▸ **Objective**: All of the data below must be repeated exactly.
[BEGIN Data shown]
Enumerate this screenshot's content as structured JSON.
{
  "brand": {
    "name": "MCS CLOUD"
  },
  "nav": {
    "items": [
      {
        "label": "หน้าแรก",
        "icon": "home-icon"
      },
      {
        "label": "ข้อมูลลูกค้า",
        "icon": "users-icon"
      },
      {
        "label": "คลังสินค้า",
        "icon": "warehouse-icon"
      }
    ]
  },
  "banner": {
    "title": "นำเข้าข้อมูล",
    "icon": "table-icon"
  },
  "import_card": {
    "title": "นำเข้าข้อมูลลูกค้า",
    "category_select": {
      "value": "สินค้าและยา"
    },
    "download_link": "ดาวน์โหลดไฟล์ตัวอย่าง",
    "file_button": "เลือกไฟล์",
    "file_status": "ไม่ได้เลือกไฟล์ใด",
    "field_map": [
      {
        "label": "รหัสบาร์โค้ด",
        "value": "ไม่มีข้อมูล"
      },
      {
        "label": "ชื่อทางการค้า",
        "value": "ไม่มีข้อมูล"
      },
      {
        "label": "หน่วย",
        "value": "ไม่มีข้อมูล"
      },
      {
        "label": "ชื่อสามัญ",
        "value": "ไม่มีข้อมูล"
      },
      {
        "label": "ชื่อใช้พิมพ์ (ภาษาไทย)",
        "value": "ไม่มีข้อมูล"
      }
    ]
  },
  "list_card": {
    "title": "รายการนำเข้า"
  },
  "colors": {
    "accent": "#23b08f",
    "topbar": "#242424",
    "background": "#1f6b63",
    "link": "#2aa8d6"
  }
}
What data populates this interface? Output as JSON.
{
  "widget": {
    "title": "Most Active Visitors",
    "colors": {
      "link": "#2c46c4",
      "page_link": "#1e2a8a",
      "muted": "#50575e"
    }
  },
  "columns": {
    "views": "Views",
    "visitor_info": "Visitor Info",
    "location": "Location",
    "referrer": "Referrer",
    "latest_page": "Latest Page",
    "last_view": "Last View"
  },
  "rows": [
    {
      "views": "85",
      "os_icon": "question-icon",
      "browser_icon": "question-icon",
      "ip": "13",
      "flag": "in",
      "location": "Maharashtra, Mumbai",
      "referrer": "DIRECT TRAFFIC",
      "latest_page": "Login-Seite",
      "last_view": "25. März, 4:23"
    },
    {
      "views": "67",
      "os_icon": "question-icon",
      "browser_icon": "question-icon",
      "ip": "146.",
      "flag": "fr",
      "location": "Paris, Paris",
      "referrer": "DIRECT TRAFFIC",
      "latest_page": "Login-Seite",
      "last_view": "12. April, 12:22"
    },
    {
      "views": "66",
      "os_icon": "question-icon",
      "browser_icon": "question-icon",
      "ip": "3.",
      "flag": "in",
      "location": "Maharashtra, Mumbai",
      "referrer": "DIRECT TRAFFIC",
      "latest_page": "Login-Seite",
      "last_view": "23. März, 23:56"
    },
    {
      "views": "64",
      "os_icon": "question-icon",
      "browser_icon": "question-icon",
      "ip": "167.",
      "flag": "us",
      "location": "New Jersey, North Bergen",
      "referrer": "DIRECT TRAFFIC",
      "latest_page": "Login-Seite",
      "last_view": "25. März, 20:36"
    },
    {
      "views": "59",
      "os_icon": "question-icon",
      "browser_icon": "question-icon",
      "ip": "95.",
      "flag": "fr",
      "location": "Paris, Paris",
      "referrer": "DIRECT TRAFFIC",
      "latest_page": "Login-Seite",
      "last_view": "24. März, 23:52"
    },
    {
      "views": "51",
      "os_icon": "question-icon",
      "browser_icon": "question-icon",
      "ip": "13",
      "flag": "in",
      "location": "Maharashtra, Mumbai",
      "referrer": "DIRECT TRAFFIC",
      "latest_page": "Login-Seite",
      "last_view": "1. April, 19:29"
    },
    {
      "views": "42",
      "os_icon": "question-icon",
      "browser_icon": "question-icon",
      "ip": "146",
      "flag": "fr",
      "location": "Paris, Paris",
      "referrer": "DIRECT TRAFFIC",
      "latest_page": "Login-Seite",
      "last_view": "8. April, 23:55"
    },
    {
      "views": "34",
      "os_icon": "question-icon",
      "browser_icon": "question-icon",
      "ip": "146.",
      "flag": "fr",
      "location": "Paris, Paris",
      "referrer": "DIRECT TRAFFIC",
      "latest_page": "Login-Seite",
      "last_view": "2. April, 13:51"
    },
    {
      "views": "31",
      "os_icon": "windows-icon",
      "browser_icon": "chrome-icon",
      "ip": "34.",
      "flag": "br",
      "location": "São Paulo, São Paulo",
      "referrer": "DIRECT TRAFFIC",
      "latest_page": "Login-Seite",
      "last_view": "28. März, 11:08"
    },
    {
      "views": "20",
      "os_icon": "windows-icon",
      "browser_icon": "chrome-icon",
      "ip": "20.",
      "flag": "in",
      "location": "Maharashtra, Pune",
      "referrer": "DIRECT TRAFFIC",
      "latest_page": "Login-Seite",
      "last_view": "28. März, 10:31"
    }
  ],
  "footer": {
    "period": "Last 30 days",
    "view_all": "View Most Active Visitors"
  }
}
[END Data shown]
▸ **Answer for the task**:
Enumerate this screenshot's content as structured JSON.
{
  "brand": {
    "name": "MCS CLOUD"
  },
  "nav": {
    "items": [
      {
        "label": "หน้าแรก",
        "icon": "home-icon"
      },
      {
        "label": "ข้อมูลลูกค้า",
        "icon": "users-icon"
      },
      {
        "label": "คลังสินค้า",
        "icon": "warehouse-icon"
      }
    ]
  },
  "banner": {
    "title": "นำเข้าข้อมูล",
    "icon": "table-icon"
  },
  "import_card": {
    "title": "นำเข้าข้อมูลลูกค้า",
    "category_select": {
      "value": "สินค้าและยา"
    },
    "download_link": "ดาวน์โหลดไฟล์ตัวอย่าง",
    "file_button": "เลือกไฟล์",
    "file_status": "ไม่ได้เลือกไฟล์ใด",
    "field_map": [
      {
        "label": "รหัสบาร์โค้ด",
        "value": "ไม่มีข้อมูล"
      },
      {
        "label": "ชื่อทางการค้า",
        "value": "ไม่มีข้อมูล"
      },
      {
        "label": "หน่วย",
        "value": "ไม่มีข้อมูล"
      },
      {
        "label": "ชื่อสามัญ",
        "value": "ไม่มีข้อมูล"
      },
      {
        "label": "ชื่อใช้พิมพ์ (ภาษาไทย)",
        "value": "ไม่มีข้อมูล"
      }
    ]
  },
  "list_card": {
    "title": "รายการนำเข้า"
  },
  "colors": {
    "accent": "#23b08f",
    "topbar": "#242424",
    "background": "#1f6b63",
    "link": "#2aa8d6"
  }
}
What data populates this interface? Output as JSON.
{
  "widget": {
    "title": "Most Active Visitors",
    "colors": {
      "link": "#2c46c4",
      "page_link": "#1e2a8a",
      "muted": "#50575e"
    }
  },
  "columns": {
    "views": "Views",
    "visitor_info": "Visitor Info",
    "location": "Location",
    "referrer": "Referrer",
    "latest_page": "Latest Page",
    "last_view": "Last View"
  },
  "rows": [
    {
      "views": "85",
      "os_icon": "question-icon",
      "browser_icon": "question-icon",
      "ip": "13",
      "flag": "in",
      "location": "Maharashtra, Mumbai",
      "referrer": "DIRECT TRAFFIC",
      "latest_page": "Login-Seite",
      "last_view": "25. März, 4:23"
    },
    {
      "views": "67",
      "os_icon": "question-icon",
      "browser_icon": "question-icon",
      "ip": "146.",
      "flag": "fr",
      "location": "Paris, Paris",
      "referrer": "DIRECT TRAFFIC",
      "latest_page": "Login-Seite",
      "last_view": "12. April, 12:22"
    },
    {
      "views": "66",
      "os_icon": "question-icon",
      "browser_icon": "question-icon",
      "ip": "3.",
      "flag": "in",
      "location": "Maharashtra, Mumbai",
      "referrer": "DIRECT TRAFFIC",
      "latest_page": "Login-Seite",
      "last_view": "23. März, 23:56"
    },
    {
      "views": "64",
      "os_icon": "question-icon",
      "browser_icon": "question-icon",
      "ip": "167.",
      "flag": "us",
      "location": "New Jersey, North Bergen",
      "referrer": "DIRECT TRAFFIC",
      "latest_page": "Login-Seite",
      "last_view": "25. März, 20:36"
    },
    {
      "views": "59",
      "os_icon": "question-icon",
      "browser_icon": "question-icon",
      "ip": "95.",
      "flag": "fr",
      "location": "Paris, Paris",
      "referrer": "DIRECT TRAFFIC",
      "latest_page": "Login-Seite",
      "last_view": "24. März, 23:52"
    },
    {
      "views": "51",
      "os_icon": "question-icon",
      "browser_icon": "question-icon",
      "ip": "13",
      "flag": "in",
      "location": "Maharashtra, Mumbai",
      "referrer": "DIRECT TRAFFIC",
      "latest_page": "Login-Seite",
      "last_view": "1. April, 19:29"
    },
    {
      "views": "42",
      "os_icon": "question-icon",
      "browser_icon": "question-icon",
      "ip": "146",
      "flag": "fr",
      "location": "Paris, Paris",
      "referrer": "DIRECT TRAFFIC",
      "latest_page": "Login-Seite",
      "last_view": "8. April, 23:55"
    },
    {
      "views": "34",
      "os_icon": "question-icon",
      "browser_icon": "question-icon",
      "ip": "146.",
      "flag": "fr",
      "location": "Paris, Paris",
      "referrer": "DIRECT TRAFFIC",
      "latest_page": "Login-Seite",
      "last_view": "2. April, 13:51"
    },
    {
      "views": "31",
      "os_icon": "windows-icon",
      "browser_icon": "chrome-icon",
      "ip": "34.",
      "flag": "br",
      "location": "São Paulo, São Paulo",
      "referrer": "DIRECT TRAFFIC",
      "latest_page": "Login-Seite",
      "last_view": "28. März, 11:08"
    },
    {
      "views": "20",
      "os_icon": "windows-icon",
      "browser_icon": "chrome-icon",
      "ip": "20.",
      "flag": "in",
      "location": "Maharashtra, Pune",
      "referrer": "DIRECT TRAFFIC",
      "latest_page": "Login-Seite",
      "last_view": "28. März, 10:31"
    }
  ],
  "footer": {
    "period": "Last 30 days",
    "view_all": "View Most Active Visitors"
  }
}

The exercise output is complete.